▸ **INFORMATION SUPPLIED**
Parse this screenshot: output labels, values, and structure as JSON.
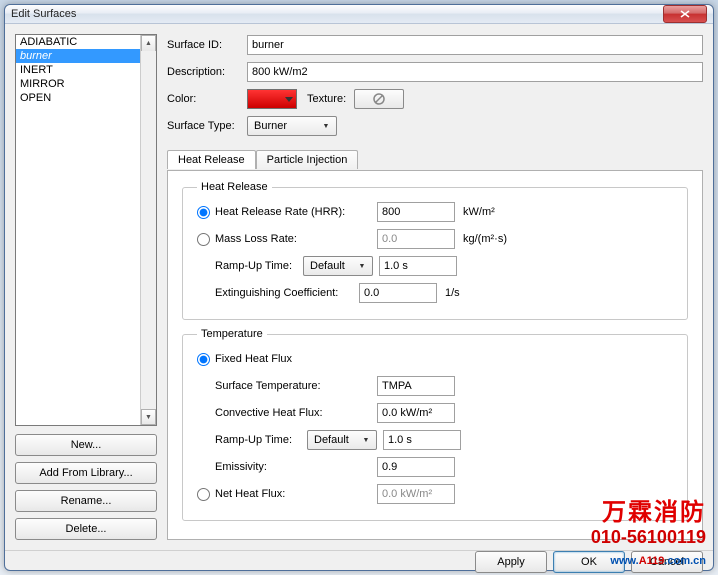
{
  "window": {
    "title": "Edit Surfaces"
  },
  "list": {
    "items": [
      "ADIABATIC",
      "burner",
      "INERT",
      "MIRROR",
      "OPEN"
    ],
    "selected_index": 1
  },
  "left_buttons": {
    "new": "New...",
    "add_lib": "Add From Library...",
    "rename": "Rename...",
    "delete": "Delete..."
  },
  "labels": {
    "surface_id": "Surface ID:",
    "description": "Description:",
    "color": "Color:",
    "texture": "Texture:",
    "surface_type": "Surface Type:"
  },
  "values": {
    "surface_id": "burner",
    "description": "800 kW/m2",
    "surface_type": "Burner"
  },
  "tabs": {
    "heat_release": "Heat Release",
    "particle_injection": "Particle Injection"
  },
  "hr": {
    "legend": "Heat Release",
    "hrr_label": "Heat Release Rate (HRR):",
    "hrr_value": "800",
    "hrr_unit": "kW/m²",
    "mlr_label": "Mass Loss Rate:",
    "mlr_value": "0.0",
    "mlr_unit": "kg/(m²·s)",
    "ramp_label": "Ramp-Up Time:",
    "ramp_mode": "Default",
    "ramp_value": "1.0 s",
    "ext_label": "Extinguishing Coefficient:",
    "ext_value": "0.0",
    "ext_unit": "1/s"
  },
  "temp": {
    "legend": "Temperature",
    "fixed_label": "Fixed Heat Flux",
    "surf_temp_label": "Surface Temperature:",
    "surf_temp_value": "TMPA",
    "conv_label": "Convective Heat Flux:",
    "conv_value": "0.0 kW/m²",
    "ramp_label": "Ramp-Up Time:",
    "ramp_mode": "Default",
    "ramp_value": "1.0 s",
    "emiss_label": "Emissivity:",
    "emiss_value": "0.9",
    "net_label": "Net Heat Flux:",
    "net_value": "0.0 kW/m²"
  },
  "dialog_buttons": {
    "apply": "Apply",
    "ok": "OK",
    "cancel": "Cancel"
  },
  "watermark": {
    "line1": "万霖消防",
    "line2a": "010-56100119",
    "line3_pre": "www.",
    "line3_red": "A119",
    "line3_post": ".com.cn"
  }
}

▸ **EXERCISE AIM**
Go through the entries above and output them exactly, without pictures.

▸ **SOLUTION FOR THIS PROBLEM**
Parse this screenshot: output labels, values, and structure as JSON.
{
  "window": {
    "title": "Edit Surfaces"
  },
  "list": {
    "items": [
      "ADIABATIC",
      "burner",
      "INERT",
      "MIRROR",
      "OPEN"
    ],
    "selected_index": 1
  },
  "left_buttons": {
    "new": "New...",
    "add_lib": "Add From Library...",
    "rename": "Rename...",
    "delete": "Delete..."
  },
  "labels": {
    "surface_id": "Surface ID:",
    "description": "Description:",
    "color": "Color:",
    "texture": "Texture:",
    "surface_type": "Surface Type:"
  },
  "values": {
    "surface_id": "burner",
    "description": "800 kW/m2",
    "surface_type": "Burner"
  },
  "tabs": {
    "heat_release": "Heat Release",
    "particle_injection": "Particle Injection"
  },
  "hr": {
    "legend": "Heat Release",
    "hrr_label": "Heat Release Rate (HRR):",
    "hrr_value": "800",
    "hrr_unit": "kW/m²",
    "mlr_label": "Mass Loss Rate:",
    "mlr_value": "0.0",
    "mlr_unit": "kg/(m²·s)",
    "ramp_label": "Ramp-Up Time:",
    "ramp_mode": "Default",
    "ramp_value": "1.0 s",
    "ext_label": "Extinguishing Coefficient:",
    "ext_value": "0.0",
    "ext_unit": "1/s"
  },
  "temp": {
    "legend": "Temperature",
    "fixed_label": "Fixed Heat Flux",
    "surf_temp_label": "Surface Temperature:",
    "surf_temp_value": "TMPA",
    "conv_label": "Convective Heat Flux:",
    "conv_value": "0.0 kW/m²",
    "ramp_label": "Ramp-Up Time:",
    "ramp_mode": "Default",
    "ramp_value": "1.0 s",
    "emiss_label": "Emissivity:",
    "emiss_value": "0.9",
    "net_label": "Net Heat Flux:",
    "net_value": "0.0 kW/m²"
  },
  "dialog_buttons": {
    "apply": "Apply",
    "ok": "OK",
    "cancel": "Cancel"
  },
  "watermark": {
    "line1": "万霖消防",
    "line2a": "010-56100119",
    "line3_pre": "www.",
    "line3_red": "A119",
    "line3_post": ".com.cn"
  }
}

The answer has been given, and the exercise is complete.